(Data items)
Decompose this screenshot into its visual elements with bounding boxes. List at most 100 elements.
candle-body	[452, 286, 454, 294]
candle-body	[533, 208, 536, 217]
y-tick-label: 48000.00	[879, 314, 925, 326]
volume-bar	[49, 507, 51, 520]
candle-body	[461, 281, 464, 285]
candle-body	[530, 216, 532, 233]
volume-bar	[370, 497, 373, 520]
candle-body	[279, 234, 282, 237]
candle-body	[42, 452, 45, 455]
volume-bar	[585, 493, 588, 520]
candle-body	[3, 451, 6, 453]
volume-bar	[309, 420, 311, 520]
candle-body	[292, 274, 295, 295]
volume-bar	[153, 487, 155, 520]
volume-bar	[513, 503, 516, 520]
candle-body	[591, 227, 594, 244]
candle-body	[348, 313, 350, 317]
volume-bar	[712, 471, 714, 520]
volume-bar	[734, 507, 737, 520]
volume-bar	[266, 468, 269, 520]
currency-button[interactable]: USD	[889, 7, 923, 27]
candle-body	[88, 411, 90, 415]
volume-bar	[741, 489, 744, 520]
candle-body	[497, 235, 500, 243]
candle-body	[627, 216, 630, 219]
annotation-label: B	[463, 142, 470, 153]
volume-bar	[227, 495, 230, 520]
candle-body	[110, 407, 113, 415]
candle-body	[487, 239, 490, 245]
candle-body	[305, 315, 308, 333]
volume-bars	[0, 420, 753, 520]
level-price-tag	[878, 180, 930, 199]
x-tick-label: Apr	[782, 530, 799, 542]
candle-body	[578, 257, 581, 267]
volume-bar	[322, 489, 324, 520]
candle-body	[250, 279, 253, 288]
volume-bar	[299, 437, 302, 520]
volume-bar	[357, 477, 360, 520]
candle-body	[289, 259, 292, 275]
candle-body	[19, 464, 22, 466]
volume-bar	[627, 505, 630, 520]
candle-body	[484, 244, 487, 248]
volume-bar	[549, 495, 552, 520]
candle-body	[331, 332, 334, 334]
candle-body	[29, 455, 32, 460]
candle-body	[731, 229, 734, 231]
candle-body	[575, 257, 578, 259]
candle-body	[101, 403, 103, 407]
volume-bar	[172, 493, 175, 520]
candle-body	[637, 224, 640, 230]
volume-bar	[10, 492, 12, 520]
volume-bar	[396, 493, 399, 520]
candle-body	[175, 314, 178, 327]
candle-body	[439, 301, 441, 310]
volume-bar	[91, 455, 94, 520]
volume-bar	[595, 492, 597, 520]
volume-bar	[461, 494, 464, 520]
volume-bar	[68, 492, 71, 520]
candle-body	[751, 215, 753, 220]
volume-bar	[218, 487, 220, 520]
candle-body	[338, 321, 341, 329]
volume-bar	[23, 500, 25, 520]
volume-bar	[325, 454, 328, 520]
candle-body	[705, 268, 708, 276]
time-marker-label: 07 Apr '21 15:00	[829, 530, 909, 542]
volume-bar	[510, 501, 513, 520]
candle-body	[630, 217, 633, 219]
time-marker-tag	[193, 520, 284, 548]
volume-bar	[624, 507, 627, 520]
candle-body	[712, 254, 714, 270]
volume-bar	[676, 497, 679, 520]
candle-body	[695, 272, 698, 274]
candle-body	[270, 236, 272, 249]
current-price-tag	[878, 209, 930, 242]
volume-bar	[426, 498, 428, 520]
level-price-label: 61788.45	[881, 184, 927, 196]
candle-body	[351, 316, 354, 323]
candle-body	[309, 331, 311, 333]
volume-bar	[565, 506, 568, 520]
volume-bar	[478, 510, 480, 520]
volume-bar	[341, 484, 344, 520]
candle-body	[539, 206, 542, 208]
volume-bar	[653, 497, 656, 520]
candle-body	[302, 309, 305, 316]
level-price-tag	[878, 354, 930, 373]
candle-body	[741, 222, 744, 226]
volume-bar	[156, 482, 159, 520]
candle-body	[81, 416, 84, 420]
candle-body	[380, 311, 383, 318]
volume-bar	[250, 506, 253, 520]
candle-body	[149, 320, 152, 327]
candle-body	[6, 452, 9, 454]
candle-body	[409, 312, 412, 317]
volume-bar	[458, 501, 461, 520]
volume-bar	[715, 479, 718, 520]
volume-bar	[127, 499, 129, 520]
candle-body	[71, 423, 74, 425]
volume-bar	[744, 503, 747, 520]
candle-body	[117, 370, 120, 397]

§ Short problem
Copy out the material above verbatim, from its first line through the line containing "507, 737, 520]", both included.

§ Output
Decompose this screenshot into its visual elements with bounding boxes. List at most 100 elements.
candle-body	[452, 286, 454, 294]
candle-body	[533, 208, 536, 217]
y-tick-label: 48000.00	[879, 314, 925, 326]
volume-bar	[49, 507, 51, 520]
candle-body	[461, 281, 464, 285]
candle-body	[530, 216, 532, 233]
volume-bar	[370, 497, 373, 520]
candle-body	[279, 234, 282, 237]
candle-body	[42, 452, 45, 455]
volume-bar	[585, 493, 588, 520]
candle-body	[3, 451, 6, 453]
volume-bar	[309, 420, 311, 520]
candle-body	[292, 274, 295, 295]
volume-bar	[153, 487, 155, 520]
volume-bar	[513, 503, 516, 520]
candle-body	[591, 227, 594, 244]
candle-body	[348, 313, 350, 317]
volume-bar	[712, 471, 714, 520]
volume-bar	[734, 507, 737, 520]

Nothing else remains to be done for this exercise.